>> start Source data
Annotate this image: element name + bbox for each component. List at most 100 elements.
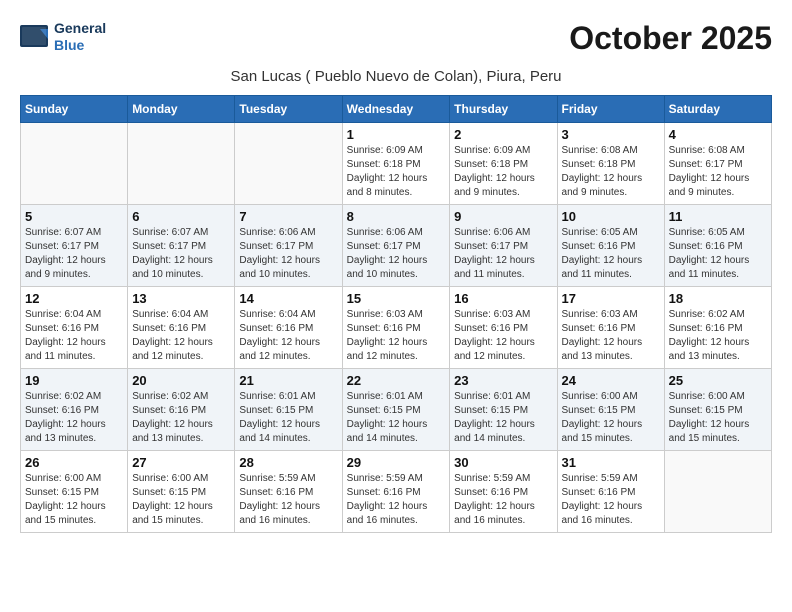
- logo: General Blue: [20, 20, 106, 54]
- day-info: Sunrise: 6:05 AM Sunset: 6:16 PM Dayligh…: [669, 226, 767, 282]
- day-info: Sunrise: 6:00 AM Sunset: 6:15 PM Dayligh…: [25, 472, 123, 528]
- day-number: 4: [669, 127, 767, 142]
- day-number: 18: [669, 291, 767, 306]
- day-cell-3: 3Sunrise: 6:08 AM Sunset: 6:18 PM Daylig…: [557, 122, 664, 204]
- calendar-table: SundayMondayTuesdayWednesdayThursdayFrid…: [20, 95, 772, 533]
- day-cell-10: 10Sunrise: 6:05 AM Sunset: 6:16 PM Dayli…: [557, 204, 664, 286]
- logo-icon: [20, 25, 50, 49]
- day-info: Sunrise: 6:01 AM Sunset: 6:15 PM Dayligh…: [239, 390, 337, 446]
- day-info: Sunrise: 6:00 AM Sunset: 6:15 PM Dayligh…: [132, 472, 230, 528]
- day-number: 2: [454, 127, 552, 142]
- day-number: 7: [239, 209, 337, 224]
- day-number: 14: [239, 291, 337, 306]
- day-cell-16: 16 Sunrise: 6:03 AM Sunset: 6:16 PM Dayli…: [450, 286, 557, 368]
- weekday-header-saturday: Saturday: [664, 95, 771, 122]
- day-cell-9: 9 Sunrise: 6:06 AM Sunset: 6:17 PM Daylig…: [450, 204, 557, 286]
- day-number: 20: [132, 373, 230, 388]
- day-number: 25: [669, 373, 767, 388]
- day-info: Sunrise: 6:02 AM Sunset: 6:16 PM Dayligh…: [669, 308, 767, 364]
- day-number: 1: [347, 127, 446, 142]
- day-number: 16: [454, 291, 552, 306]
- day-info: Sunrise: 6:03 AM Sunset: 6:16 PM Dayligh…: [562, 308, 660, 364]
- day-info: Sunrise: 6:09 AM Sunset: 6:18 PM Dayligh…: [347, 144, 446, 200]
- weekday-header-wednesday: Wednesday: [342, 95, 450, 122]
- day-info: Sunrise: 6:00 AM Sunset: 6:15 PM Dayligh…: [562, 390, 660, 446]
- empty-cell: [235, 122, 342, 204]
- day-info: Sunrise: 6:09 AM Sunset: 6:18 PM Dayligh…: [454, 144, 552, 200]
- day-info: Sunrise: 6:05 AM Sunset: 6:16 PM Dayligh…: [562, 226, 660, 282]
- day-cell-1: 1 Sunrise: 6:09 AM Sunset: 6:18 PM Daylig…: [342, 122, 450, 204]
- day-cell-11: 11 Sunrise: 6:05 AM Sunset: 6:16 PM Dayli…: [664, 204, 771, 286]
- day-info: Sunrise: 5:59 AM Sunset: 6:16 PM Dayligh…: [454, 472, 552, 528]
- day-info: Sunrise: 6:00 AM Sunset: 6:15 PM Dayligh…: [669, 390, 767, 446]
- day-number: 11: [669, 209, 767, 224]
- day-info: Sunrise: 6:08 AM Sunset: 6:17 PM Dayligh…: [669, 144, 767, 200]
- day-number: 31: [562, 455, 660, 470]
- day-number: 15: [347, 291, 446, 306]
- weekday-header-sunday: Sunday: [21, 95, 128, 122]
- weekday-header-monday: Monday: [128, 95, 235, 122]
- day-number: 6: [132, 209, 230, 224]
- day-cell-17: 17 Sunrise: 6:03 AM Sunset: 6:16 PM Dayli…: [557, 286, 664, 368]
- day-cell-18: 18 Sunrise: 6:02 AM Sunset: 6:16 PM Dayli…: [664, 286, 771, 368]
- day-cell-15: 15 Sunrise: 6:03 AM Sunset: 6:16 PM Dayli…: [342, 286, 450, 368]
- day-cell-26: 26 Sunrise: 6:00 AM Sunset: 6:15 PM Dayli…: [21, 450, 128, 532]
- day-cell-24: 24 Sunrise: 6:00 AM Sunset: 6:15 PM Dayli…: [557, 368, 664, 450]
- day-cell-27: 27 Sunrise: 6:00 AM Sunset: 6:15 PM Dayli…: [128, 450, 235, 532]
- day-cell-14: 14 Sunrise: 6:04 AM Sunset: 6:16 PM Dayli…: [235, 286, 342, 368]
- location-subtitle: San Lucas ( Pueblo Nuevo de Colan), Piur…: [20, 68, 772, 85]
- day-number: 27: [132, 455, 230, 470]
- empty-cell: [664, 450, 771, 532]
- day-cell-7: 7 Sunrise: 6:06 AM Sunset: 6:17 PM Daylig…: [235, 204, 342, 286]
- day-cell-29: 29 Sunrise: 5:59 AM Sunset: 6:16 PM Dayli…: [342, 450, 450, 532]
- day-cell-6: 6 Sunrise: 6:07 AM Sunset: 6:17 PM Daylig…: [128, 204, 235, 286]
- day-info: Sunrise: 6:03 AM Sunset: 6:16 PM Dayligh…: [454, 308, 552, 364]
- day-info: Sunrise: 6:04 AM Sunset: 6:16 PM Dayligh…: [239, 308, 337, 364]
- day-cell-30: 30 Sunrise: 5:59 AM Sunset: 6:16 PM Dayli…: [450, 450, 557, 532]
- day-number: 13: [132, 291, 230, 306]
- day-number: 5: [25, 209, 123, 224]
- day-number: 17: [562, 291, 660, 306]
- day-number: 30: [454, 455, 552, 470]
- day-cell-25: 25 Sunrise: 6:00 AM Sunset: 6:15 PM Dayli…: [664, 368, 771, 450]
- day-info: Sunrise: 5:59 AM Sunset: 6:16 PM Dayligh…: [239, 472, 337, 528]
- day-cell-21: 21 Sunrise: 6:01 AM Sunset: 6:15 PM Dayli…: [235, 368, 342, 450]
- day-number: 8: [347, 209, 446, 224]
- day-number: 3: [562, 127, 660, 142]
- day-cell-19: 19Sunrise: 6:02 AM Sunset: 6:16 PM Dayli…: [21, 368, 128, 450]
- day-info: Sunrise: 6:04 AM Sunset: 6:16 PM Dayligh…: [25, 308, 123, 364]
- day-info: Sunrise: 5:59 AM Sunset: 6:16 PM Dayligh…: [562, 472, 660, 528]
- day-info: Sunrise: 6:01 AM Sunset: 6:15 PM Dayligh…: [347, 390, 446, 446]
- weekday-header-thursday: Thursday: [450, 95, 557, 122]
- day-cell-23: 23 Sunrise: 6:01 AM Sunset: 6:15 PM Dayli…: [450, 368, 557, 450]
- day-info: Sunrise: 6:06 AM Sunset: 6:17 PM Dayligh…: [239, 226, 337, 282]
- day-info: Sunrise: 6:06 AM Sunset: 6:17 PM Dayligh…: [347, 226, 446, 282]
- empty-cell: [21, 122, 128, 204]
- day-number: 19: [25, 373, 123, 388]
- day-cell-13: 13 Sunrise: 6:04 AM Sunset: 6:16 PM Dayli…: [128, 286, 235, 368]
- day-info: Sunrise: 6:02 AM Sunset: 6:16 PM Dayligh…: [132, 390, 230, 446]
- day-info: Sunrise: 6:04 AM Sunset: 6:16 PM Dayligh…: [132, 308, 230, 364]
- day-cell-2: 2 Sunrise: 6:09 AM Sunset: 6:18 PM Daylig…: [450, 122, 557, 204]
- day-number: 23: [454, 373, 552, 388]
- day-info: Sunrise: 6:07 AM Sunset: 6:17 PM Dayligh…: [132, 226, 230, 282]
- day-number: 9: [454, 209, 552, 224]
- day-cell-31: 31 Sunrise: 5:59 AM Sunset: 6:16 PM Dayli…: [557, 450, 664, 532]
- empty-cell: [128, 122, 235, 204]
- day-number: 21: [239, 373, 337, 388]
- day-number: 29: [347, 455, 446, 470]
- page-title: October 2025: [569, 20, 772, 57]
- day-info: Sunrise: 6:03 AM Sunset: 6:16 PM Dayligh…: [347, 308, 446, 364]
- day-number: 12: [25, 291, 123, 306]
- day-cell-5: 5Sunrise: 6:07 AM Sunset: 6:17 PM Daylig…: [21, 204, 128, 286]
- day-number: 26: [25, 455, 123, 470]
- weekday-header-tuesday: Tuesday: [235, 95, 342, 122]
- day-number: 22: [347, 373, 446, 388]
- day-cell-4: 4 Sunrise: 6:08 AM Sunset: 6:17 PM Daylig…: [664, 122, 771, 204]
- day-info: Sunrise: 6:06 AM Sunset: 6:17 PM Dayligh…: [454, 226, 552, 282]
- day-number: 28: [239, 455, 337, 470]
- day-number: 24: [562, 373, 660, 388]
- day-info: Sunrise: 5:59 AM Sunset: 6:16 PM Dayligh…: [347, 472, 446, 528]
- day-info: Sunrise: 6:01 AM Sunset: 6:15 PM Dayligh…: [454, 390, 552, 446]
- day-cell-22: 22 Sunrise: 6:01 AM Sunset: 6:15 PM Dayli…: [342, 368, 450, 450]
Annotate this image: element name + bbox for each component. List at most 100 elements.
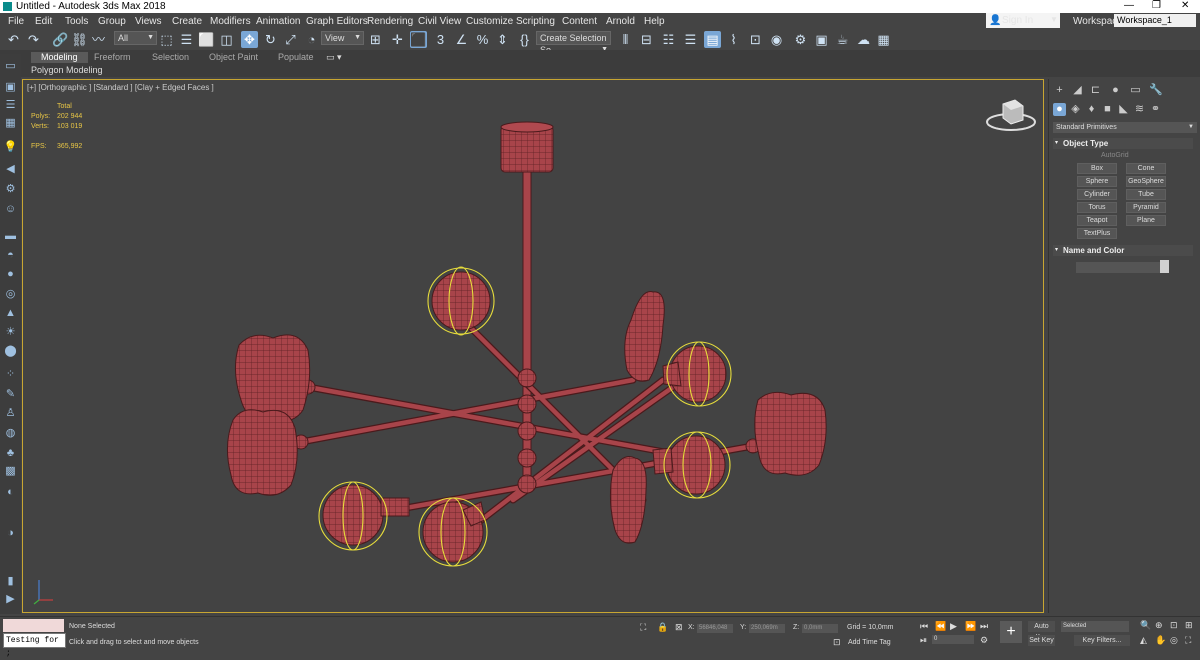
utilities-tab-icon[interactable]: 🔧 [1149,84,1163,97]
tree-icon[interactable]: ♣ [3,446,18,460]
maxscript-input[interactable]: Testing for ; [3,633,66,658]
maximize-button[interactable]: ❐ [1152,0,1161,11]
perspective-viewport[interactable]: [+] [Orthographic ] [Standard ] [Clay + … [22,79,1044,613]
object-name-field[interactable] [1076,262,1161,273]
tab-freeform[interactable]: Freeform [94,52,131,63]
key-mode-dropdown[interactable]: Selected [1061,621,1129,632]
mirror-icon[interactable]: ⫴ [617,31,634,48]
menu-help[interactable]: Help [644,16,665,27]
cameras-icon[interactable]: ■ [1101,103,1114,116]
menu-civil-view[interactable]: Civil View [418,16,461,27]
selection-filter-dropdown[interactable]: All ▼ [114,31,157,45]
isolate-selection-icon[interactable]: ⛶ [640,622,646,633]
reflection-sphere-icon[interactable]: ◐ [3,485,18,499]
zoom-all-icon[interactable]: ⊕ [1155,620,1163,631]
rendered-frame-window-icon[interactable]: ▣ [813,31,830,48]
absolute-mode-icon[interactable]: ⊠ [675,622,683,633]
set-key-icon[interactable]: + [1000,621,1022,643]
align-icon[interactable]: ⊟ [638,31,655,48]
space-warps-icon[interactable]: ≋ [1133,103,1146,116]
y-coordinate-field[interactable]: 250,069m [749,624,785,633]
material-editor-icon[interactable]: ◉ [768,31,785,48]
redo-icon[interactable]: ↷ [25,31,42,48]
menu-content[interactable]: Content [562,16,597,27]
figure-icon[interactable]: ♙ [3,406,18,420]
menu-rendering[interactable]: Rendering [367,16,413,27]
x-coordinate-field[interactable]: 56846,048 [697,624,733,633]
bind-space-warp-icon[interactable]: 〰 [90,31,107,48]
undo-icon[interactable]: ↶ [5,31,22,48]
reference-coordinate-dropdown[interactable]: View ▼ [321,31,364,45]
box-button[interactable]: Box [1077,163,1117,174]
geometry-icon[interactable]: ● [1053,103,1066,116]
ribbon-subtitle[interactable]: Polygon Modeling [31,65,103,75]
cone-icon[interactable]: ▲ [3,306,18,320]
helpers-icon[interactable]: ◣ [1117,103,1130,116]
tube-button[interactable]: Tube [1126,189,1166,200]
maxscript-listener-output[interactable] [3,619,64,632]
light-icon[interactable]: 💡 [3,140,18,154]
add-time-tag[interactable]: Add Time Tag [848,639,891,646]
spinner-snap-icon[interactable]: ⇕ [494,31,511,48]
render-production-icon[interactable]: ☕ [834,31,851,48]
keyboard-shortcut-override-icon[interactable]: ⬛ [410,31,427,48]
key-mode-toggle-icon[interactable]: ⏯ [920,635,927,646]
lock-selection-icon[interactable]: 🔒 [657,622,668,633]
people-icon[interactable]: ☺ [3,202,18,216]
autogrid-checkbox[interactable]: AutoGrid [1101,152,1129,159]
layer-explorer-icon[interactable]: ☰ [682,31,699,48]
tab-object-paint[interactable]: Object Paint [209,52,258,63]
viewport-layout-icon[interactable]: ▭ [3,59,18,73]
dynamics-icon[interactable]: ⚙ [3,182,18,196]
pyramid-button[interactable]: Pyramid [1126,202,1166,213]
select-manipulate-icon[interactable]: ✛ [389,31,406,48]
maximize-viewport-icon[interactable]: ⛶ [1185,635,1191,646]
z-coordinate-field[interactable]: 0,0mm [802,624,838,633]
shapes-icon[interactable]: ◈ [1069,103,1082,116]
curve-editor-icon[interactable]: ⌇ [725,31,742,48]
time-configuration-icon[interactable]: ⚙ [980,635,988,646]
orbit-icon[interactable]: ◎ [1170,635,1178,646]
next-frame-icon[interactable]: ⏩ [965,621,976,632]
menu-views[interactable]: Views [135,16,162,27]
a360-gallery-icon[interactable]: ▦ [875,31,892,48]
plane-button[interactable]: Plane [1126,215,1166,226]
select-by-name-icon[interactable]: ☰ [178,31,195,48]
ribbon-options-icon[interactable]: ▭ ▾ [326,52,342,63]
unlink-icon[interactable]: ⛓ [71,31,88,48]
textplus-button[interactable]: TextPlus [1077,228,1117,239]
>> end Source data
* _The exercise_
Rewrite the lines of the data starting with the line containing "utilities-tab-icon[interactable]: 🔧 [1149,84,1163,97]" and going on through the line containing "tube-button[interactable]: Tube [1126,189,1166,200]", changing "Polygon Modeling" to "Mesh Modeling" and leaving everything else unchanged.

* _Task solution_
utilities-tab-icon[interactable]: 🔧 [1149,84,1163,97]
tree-icon[interactable]: ♣ [3,446,18,460]
maxscript-input[interactable]: Testing for ; [3,633,66,658]
maximize-button[interactable]: ❐ [1152,0,1161,11]
perspective-viewport[interactable]: [+] [Orthographic ] [Standard ] [Clay + … [22,79,1044,613]
object-name-field[interactable] [1076,262,1161,273]
tab-freeform[interactable]: Freeform [94,52,131,63]
key-mode-dropdown[interactable]: Selected [1061,621,1129,632]
mirror-icon[interactable]: ⫴ [617,31,634,48]
menu-help[interactable]: Help [644,16,665,27]
cameras-icon[interactable]: ■ [1101,103,1114,116]
menu-civil-view[interactable]: Civil View [418,16,461,27]
selection-filter-dropdown[interactable]: All ▼ [114,31,157,45]
isolate-selection-icon[interactable]: ⛶ [640,622,646,633]
reflection-sphere-icon[interactable]: ◐ [3,485,18,499]
zoom-all-icon[interactable]: ⊕ [1155,620,1163,631]
rendered-frame-window-icon[interactable]: ▣ [813,31,830,48]
absolute-mode-icon[interactable]: ⊠ [675,622,683,633]
set-key-icon[interactable]: + [1000,621,1022,643]
align-icon[interactable]: ⊟ [638,31,655,48]
space-warps-icon[interactable]: ≋ [1133,103,1146,116]
y-coordinate-field[interactable]: 250,069m [749,624,785,633]
material-editor-icon[interactable]: ◉ [768,31,785,48]
redo-icon[interactable]: ↷ [25,31,42,48]
menu-content[interactable]: Content [562,16,597,27]
figure-icon[interactable]: ♙ [3,406,18,420]
menu-rendering[interactable]: Rendering [367,16,413,27]
x-coordinate-field[interactable]: 56846,048 [697,624,733,633]
bind-space-warp-icon[interactable]: 〰 [90,31,107,48]
undo-icon[interactable]: ↶ [5,31,22,48]
reference-coordinate-dropdown[interactable]: View ▼ [321,31,364,45]
box-button[interactable]: Box [1077,163,1117,174]
geometry-icon[interactable]: ● [1053,103,1066,116]
ribbon-subtitle[interactable]: Mesh Modeling [31,65,103,75]
cone-icon[interactable]: ▲ [3,306,18,320]
helpers-icon[interactable]: ◣ [1117,103,1130,116]
tube-button[interactable]: Tube [1126,189,1166,200]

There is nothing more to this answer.